• _Records from a data collection_
◆ ◆ ◆ ◆ ◆ ◆ ◆

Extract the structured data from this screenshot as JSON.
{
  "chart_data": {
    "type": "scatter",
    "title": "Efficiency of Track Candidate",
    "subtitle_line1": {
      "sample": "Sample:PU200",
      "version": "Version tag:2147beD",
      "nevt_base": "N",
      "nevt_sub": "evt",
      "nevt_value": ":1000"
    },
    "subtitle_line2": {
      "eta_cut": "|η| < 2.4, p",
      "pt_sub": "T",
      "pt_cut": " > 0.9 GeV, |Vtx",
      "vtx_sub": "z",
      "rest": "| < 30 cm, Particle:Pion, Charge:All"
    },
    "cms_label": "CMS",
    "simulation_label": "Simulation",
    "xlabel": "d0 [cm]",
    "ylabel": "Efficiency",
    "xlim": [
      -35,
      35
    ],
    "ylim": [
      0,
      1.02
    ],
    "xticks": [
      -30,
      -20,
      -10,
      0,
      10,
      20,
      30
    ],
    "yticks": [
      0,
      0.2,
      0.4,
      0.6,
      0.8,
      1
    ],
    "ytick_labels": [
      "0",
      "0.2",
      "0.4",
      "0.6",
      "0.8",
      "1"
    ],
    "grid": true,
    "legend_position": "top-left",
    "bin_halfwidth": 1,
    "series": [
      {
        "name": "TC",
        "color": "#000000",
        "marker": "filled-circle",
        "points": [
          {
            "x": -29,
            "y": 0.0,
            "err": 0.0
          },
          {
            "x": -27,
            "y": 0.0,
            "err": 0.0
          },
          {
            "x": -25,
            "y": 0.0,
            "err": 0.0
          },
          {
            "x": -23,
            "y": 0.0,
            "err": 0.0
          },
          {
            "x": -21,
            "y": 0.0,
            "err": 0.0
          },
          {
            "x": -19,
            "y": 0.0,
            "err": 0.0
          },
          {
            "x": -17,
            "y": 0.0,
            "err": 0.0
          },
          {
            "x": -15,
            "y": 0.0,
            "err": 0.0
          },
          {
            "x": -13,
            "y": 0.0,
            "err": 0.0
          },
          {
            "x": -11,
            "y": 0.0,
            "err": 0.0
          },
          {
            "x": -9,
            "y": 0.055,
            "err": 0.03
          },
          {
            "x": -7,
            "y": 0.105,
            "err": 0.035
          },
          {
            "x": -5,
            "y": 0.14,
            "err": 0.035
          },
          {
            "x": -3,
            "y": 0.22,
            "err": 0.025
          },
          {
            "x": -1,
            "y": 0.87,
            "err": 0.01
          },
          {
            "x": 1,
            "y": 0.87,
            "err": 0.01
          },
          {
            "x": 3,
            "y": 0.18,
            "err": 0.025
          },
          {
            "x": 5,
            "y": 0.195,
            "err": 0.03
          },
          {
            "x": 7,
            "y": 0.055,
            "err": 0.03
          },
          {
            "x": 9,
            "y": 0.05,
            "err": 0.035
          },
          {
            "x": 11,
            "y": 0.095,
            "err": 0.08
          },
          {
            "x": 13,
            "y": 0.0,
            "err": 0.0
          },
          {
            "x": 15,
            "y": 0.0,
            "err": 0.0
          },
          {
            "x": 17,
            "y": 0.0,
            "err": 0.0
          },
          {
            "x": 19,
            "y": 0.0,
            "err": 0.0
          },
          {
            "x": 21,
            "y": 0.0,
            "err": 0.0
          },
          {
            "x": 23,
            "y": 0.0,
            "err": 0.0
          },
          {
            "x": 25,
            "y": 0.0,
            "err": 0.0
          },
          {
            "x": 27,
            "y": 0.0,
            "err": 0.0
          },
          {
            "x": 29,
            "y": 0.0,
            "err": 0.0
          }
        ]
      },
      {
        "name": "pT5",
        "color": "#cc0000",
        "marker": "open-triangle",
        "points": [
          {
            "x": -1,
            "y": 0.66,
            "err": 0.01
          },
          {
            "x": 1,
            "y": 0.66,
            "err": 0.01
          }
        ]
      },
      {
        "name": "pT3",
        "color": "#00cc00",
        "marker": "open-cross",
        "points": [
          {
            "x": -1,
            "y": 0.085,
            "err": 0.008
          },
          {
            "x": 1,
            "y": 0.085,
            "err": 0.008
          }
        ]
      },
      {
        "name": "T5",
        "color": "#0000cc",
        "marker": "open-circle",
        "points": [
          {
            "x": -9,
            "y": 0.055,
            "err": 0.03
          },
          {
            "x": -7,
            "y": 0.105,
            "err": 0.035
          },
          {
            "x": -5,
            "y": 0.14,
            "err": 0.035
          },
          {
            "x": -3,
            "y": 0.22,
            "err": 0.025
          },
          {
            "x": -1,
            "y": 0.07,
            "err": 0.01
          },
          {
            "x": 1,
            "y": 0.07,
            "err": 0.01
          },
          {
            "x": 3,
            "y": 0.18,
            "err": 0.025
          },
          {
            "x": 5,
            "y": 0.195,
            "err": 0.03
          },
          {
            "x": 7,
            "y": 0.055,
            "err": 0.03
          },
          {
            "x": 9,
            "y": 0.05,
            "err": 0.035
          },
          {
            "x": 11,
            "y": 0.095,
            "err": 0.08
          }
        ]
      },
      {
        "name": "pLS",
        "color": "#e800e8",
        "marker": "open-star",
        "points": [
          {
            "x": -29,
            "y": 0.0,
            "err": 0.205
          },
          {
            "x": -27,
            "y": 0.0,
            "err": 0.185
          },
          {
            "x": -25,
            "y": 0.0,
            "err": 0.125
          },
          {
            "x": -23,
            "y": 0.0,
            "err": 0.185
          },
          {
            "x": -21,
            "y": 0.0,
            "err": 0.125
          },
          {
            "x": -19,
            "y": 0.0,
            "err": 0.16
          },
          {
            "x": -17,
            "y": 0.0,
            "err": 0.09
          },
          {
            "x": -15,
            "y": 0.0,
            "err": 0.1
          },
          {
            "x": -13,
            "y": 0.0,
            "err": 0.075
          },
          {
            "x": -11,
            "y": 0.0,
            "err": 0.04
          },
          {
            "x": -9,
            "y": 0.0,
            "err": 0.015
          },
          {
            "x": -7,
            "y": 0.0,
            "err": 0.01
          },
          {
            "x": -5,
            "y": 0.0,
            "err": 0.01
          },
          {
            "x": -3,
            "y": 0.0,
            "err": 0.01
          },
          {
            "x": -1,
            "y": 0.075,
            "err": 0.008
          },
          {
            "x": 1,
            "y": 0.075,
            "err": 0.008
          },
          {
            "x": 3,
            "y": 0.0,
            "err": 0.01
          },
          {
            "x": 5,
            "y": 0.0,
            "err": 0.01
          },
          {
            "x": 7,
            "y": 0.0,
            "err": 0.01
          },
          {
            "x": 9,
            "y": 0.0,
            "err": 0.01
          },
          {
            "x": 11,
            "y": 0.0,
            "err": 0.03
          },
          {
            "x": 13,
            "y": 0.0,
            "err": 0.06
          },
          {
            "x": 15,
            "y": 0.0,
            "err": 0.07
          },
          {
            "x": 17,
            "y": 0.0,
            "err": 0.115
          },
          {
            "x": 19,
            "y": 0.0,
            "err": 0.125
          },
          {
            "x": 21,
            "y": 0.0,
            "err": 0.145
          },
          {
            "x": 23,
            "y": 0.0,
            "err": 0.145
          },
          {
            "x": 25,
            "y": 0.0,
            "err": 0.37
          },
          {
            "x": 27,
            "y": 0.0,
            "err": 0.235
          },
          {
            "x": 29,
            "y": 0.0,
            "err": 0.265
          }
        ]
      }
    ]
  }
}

◆ ◆ ◆ ◆ ◆ ◆ ◆

• _What you are asked to do_
What is the number of lines above that contain "open"? Answer with that number only.

• _Correct result_
4